**Given information**.
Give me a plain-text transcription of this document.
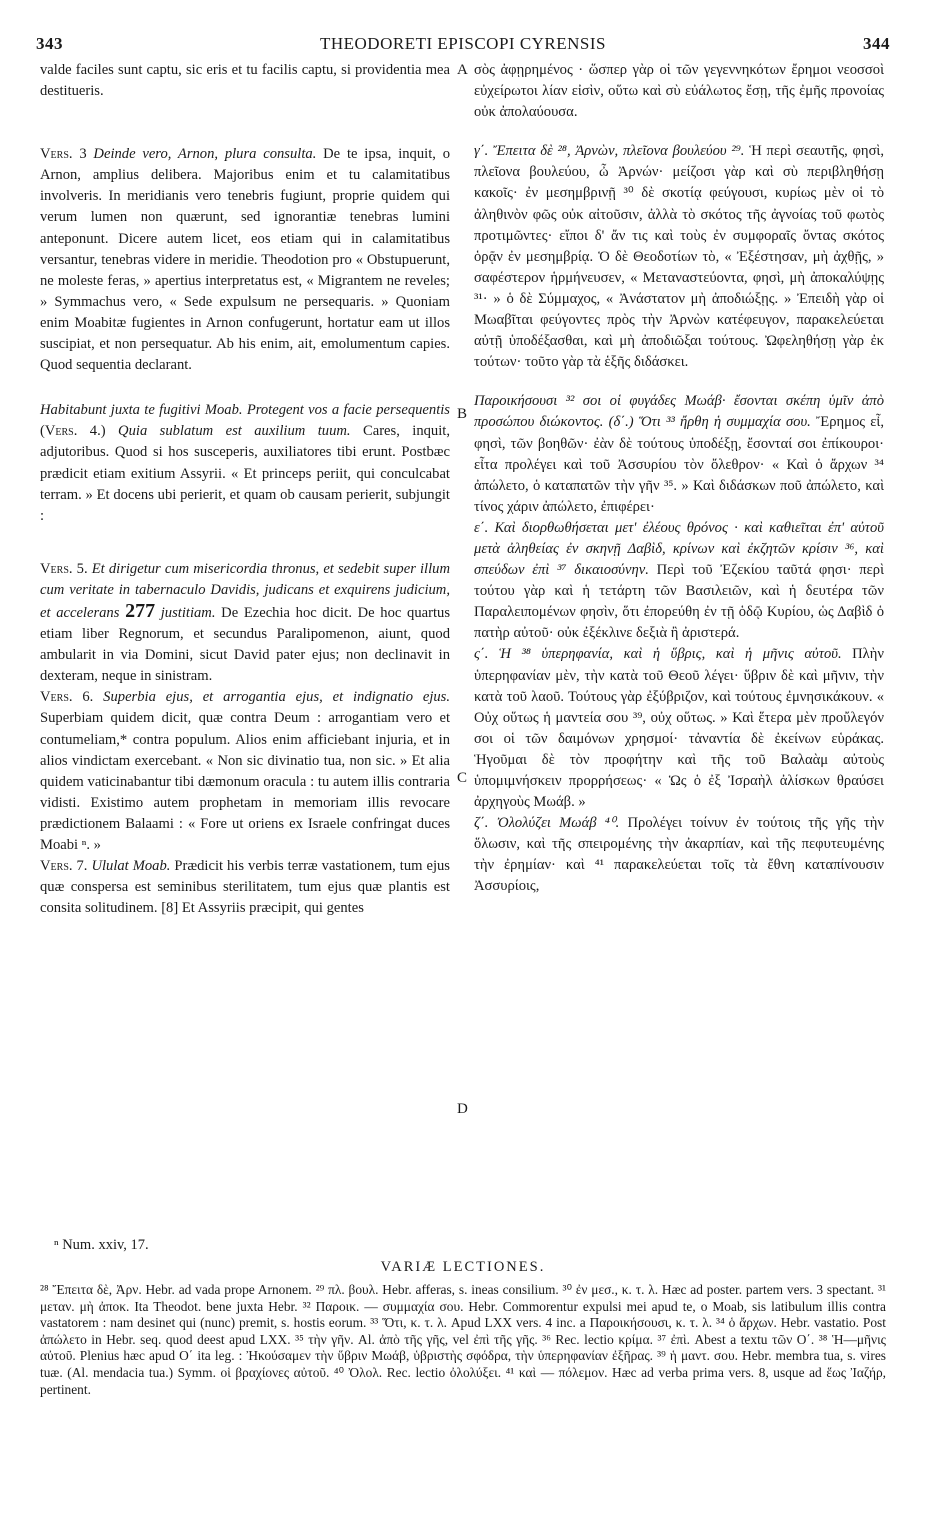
343	THEODORETI EPISCOPI CYRENSIS	344
A
B
C
D

valde faciles sunt captu, sic eris et tu facilis captu, si providentia mea destitueris.

Vers. 3 Deinde vero, Arnon, plura consulta. De te ipsa, inquit, o Arnon, amplius delibera. Majoribus enim et tu calamitatibus involveris. In meridianis vero tenebris fugiunt, proprie quidem qui verum lumen non quærunt, sed ignorantiæ tenebras lumini anteponunt. Dicere autem licet, eos etiam qui in calamitatibus versantur, tenebras videre in meridie. Theodotion pro « Obstupuerunt, ne moleste feras, » apertius interpretatus est, « Migrantem ne reveles; » Symmachus vero, « Sede expulsum ne persequaris. » Quoniam enim Moabitæ fugientes in Arnon confugerunt, hortatur eam ut illos suscipiat, et non persequatur. Ab his enim, ait, emolumentum capies. Quod sequentia declarant.

Habitabunt juxta te fugitivi Moab. Protegent vos a facie persequentis (Vers. 4.) Quia sublatum est auxilium tuum. Cares, inquit, adjutoribus. Quod si hos susceperis, auxiliatores tibi erunt. Postbæc prædicit etiam exitium Assyrii. « Et princeps periit, qui conculcabat terram. » Et docens ubi perierit, et quam ob causam perierit, subjungit :

Vers. 5. Et dirigetur cum misericordia thronus, et sedebit super illum cum veritate in tabernaculo Davidis, judicans et exquirens judicium, et accelerans 277 justitiam. De Ezechia hoc dicit. De hoc quartus etiam liber Regnorum, et secundus Paralipomenon, aiunt, quod ambularit in via Domini, sicut David pater ejus; non declinavit in dexteram, neque in sinistram.

Vers. 6. Superbia ejus, et arrogantia ejus, et indignatio ejus. Superbiam quidem dicit, quæ contra Deum : arrogantiam vero et contumeliam,* contra populum. Alios enim afficiebant injuria, et in alios vindictam exercebant. « Non sic divinatio tua, non sic. » Et alia quidem vaticinabantur tibi dæmonum oracula : tu autem illis contraria vidisti. Existimo autem prophetam in memoriam illis revocare prædictionem Balaami : « Fore ut oriens ex Israele confringat duces Moabi ⁿ. »

Vers. 7. Ululat Moab. Prædicit his verbis terræ vastationem, tum ejus quæ conspersa est seminibus sterilitatem, tum ejus quæ plantis est consita solitudinem. [8] Et Assyriis præcipit, qui gentes

σὸς ἀφῃρημένος · ὥσπερ γὰρ οἱ τῶν γεγεννηκότων ἔρημοι νεοσσοὶ εὐχείρωτοι λίαν εἰσὶν, οὕτω καὶ σὺ εὐάλωτος ἔσῃ, τῆς ἐμῆς προνοίας οὐκ ἀπολαύουσα.

γ΄. Ἔπειτα δὲ ²⁸, Ἀρνὼν, πλεῖονα βουλεύου ²⁹. Ἡ περὶ σεαυτῆς, φησὶ, πλεῖονα βουλεύου, ὦ Ἀρνών· μείζοσι γὰρ καὶ σὺ περιβληθήσῃ κακοῖς· ἐν μεσημβρινῇ ³⁰ δὲ σκοτίᾳ φεύγουσι, κυρίως μὲν οἱ τὸ ἀληθινὸν φῶς οὐκ αἰτοῦσιν, ἀλλὰ τὸ σκότος τῆς ἀγνοίας τοῦ φωτὸς προτιμῶντες· εἴποι δ' ἄν τις καὶ τοὺς ἐν συμφοραῖς ὄντας σκότος ὁρᾷν ἐν μεσημβρίᾳ. Ὁ δὲ Θεοδοτίων τὸ, « Ἐξέστησαν, μὴ ἀχθῇς, » σαφέστερον ἡρμήνευσεν, « Μεταναστεύοντα, φησὶ, μὴ ἀποκαλύψῃς ³¹· » ὁ δὲ Σύμμαχος, « Ἀνάστατον μὴ ἀποδιώξῃς. » Ἐπειδὴ γὰρ οἱ Μωαβῖται φεύγοντες πρὸς τὴν Ἀρνὼν κατέφευγον, παρακελεύεται αὐτῇ ὑποδέξασθαι, καὶ μὴ ἀποδιῶξαι τούτους. Ὠφεληθήσῃ γὰρ ἐκ τούτων· τοῦτο γὰρ τὰ ἑξῆς διδάσκει.

Παροικήσουσι ³² σοι οἱ φυγάδες Μωάβ· ἔσονται σκέπη ὑμῖν ἀπὸ προσώπου διώκοντος. (δ΄.) Ὅτι ³³ ἤρθη ἡ συμμαχία σου. Ἔρημος εἶ, φησὶ, τῶν βοηθῶν· ἐὰν δὲ τούτους ὑποδέξῃ, ἔσονταί σοι ἐπίκουροι· εἶτα προλέγει καὶ τοῦ Ἀσσυρίου τὸν ὄλεθρον· « Καὶ ὁ ἄρχων ³⁴ ἀπώλετο, ὁ καταπατῶν τὴν γῆν ³⁵. » Καὶ διδάσκων ποῦ ἀπώλετο, καὶ τίνος χάριν ἀπώλετο, ἐπιφέρει·

ε΄. Καὶ διορθωθήσεται μετ' ἐλέους θρόνος · καὶ καθιεῖται ἐπ' αὐτοῦ μετὰ ἀληθείας ἐν σκηνῇ Δαβὶδ, κρίνων καὶ ἐκζητῶν κρίσιν ³⁶, καὶ σπεύδων ἐπὶ ³⁷ δικαιοσύνην. Περὶ τοῦ Ἐζεκίου ταῦτά φησι· περὶ τούτου γὰρ καὶ ἡ τετάρτη τῶν Βασιλειῶν, καὶ ἡ δευτέρα τῶν Παραλειπομένων φησὶν, ὅτι ἐπορεύθη ἐν τῇ ὁδῷ Κυρίου, ὡς Δαβὶδ ὁ πατὴρ αὐτοῦ· οὐκ ἐξέκλινε δεξιὰ ἢ ἀριστερά.

ς΄. Ἡ ³⁸ ὑπερηφανία, καὶ ἡ ὕβρις, καὶ ἡ μῆνις αὐτοῦ. Πλὴν ὑπερηφανίαν μὲν, τὴν κατὰ τοῦ Θεοῦ λέγει· ὕβριν δὲ καὶ μῆνιν, τὴν κατὰ τοῦ λαοῦ. Τούτους γὰρ ἐξύβριζον, καὶ τούτους ἐμνησικάκουν. « Οὐχ οὕτως ἡ μαντεία σου ³⁹, οὐχ οὕτως. » Καὶ ἕτερα μὲν προὔλεγόν σοι οἱ τῶν δαιμόνων χρησμοί· τἀναντία δὲ ἐκείνων εὑράκας. Ἡγοῦμαι δὲ τὸν προφήτην καὶ τῆς τοῦ Βαλαὰμ αὐτοὺς ὑπομιμνήσκειν προρρήσεως· « Ὡς ὁ ἐξ Ἰσραὴλ ἀλίσκων θραύσει ἀρχηγοὺς Μωάβ. »

ζ΄. Ὀλολύζει Μωάβ ⁴⁰. Προλέγει τοίνυν ἐν τούτοις τῆς γῆς τὴν ὅλωσιν, καὶ τῆς σπειρομένης τὴν ἀκαρπίαν, καὶ τῆς πεφυτευμένης τὴν ἐρημίαν· καὶ ⁴¹ παρακελεύεται τοῖς τὰ ἔθνη καταπίνουσιν Ἀσσυρίοις,

ⁿ Num. xxiv, 17.
VARIÆ LECTIONES.

²⁸ Ἔπειτα δὲ, Ἀρν. Hebr. ad vada prope Arnonem. ²⁹ πλ. βουλ. Hebr. afferas, s. ineas consilium. ³⁰ ἐν μεσ., κ. τ. λ. Hæc ad poster. partem vers. 3 spectant. ³¹ μεταν. μὴ ἀποκ. Ita Theodot. bene juxta Hebr. ³² Παροικ. — συμμαχία σου. Hebr. Commorentur expulsi mei apud te, o Moab, sis latibulum illis contra vastatorem : nam desinet qui (nunc) premit, s. hostis eorum. ³³ Ὅτι, κ. τ. λ. Apud LXX vers. 4 inc. a Παροικήσουσι, κ. τ. λ. ³⁴ ὁ ἄρχων. Hebr. vastatio. Post ἀπώλετο in Hebr. seq. quod deest apud LXX. ³⁵ τὴν γῆν. Al. ἀπὸ τῆς γῆς, vel ἐπὶ τῆς γῆς. ³⁶ Rec. lectio κρίμα. ³⁷ ἐπὶ. Abest a textu τῶν Ο΄. ³⁸ Ἡ—μῆνις αὐτοῦ. Plenius hæc apud Ο΄ ita leg. : Ἠκούσαμεν τὴν ὕβριν Μωάβ, ὑβριστὴς σφόδρα, τὴν ὑπερηφανίαν ἐξῆρας. ³⁹ ἡ μαντ. σου. Hebr. membra tua, s. vires tuæ. (Al. mendacia tua.) Symm. οἱ βραχίονες αὐτοῦ. ⁴⁰ Ὀλολ. Rec. lectio ὀλολύξει. ⁴¹ καὶ — πόλεμον. Hæc ad verba prima vers. 8, usque ad ἕως Ἰαζήρ, pertinent.
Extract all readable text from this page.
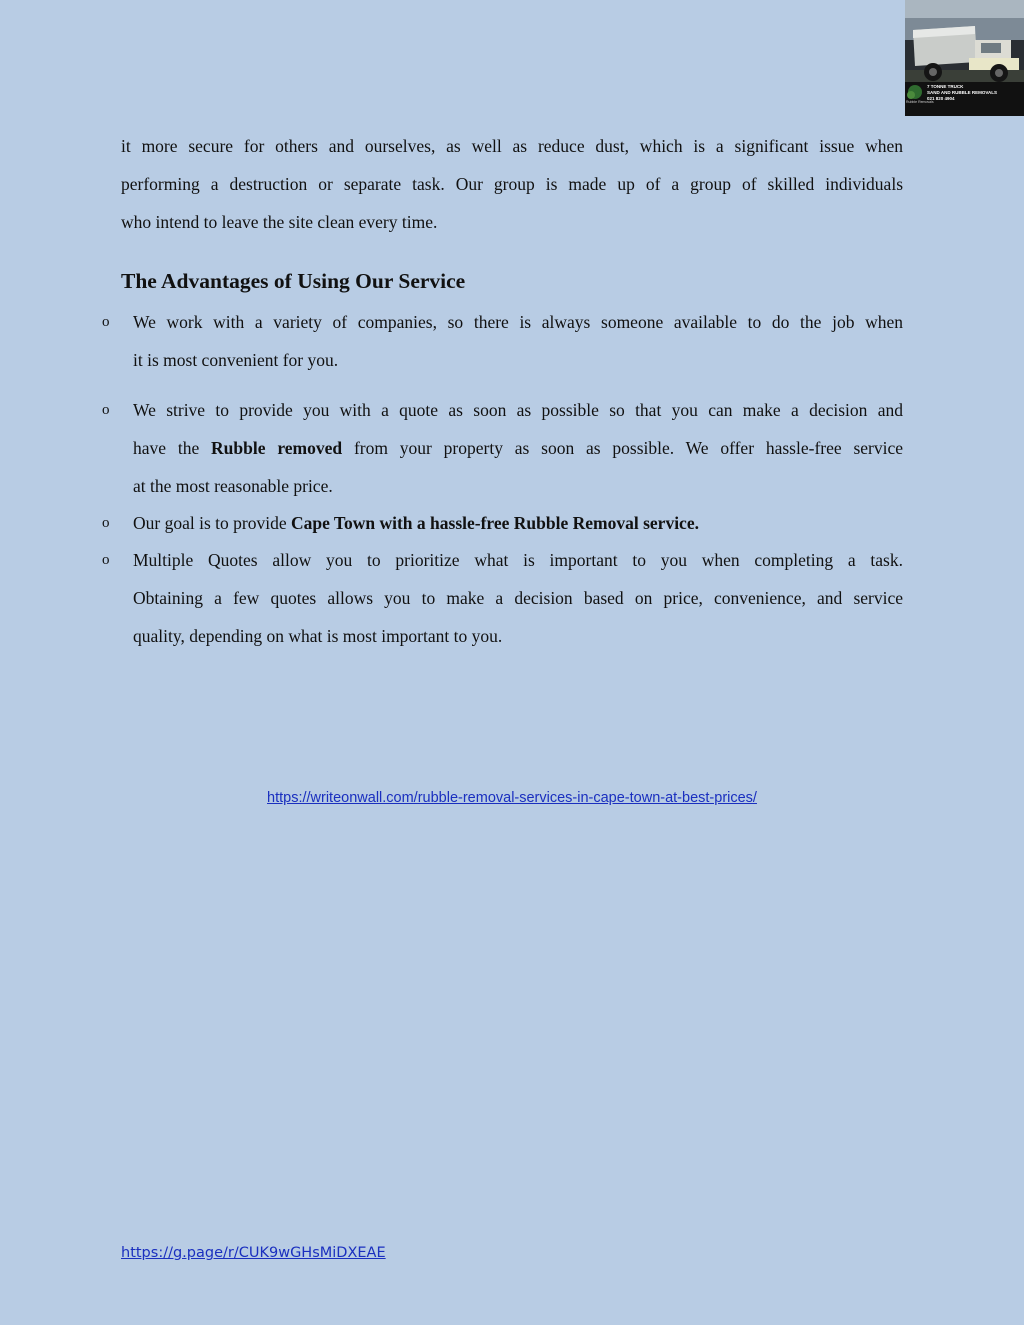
7 TONNE TRUCK
SAND AND RUBBLE REMOVALS
021 820 4904
Rubble Removals

it more secure for others and ourselves, as well as reduce dust, which is a significant issue when
performing a destruction or separate task. Our group is made up of a group of skilled individuals
who intend to leave the site clean every time.

The Advantages of Using Our Service
o We work with a variety of companies, so there is always someone available to do the job when
it is most convenient for you.

o We strive to provide you with a quote as soon as possible so that you can make a decision and
have the Rubble removed from your property as soon as possible. We offer hassle-free service
at the most reasonable price.

o Our goal is to provide Cape Town with a hassle-free Rubble Removal service.

o Multiple Quotes allow you to prioritize what is important to you when completing a task.
Obtaining a few quotes allows you to make a decision based on price, convenience, and service
quality, depending on what is most important to you.

https://writeonwall.com/rubble-removal-services-in-cape-town-at-best-prices/
https://g.page/r/CUK9wGHsMiDXEAE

**Description of the task**. Scan the material and collect every line that contains "page".

**Result for this exercise**.
Extract all readable text from this page.
https://g.page/r/CUK9wGHsMiDXEAE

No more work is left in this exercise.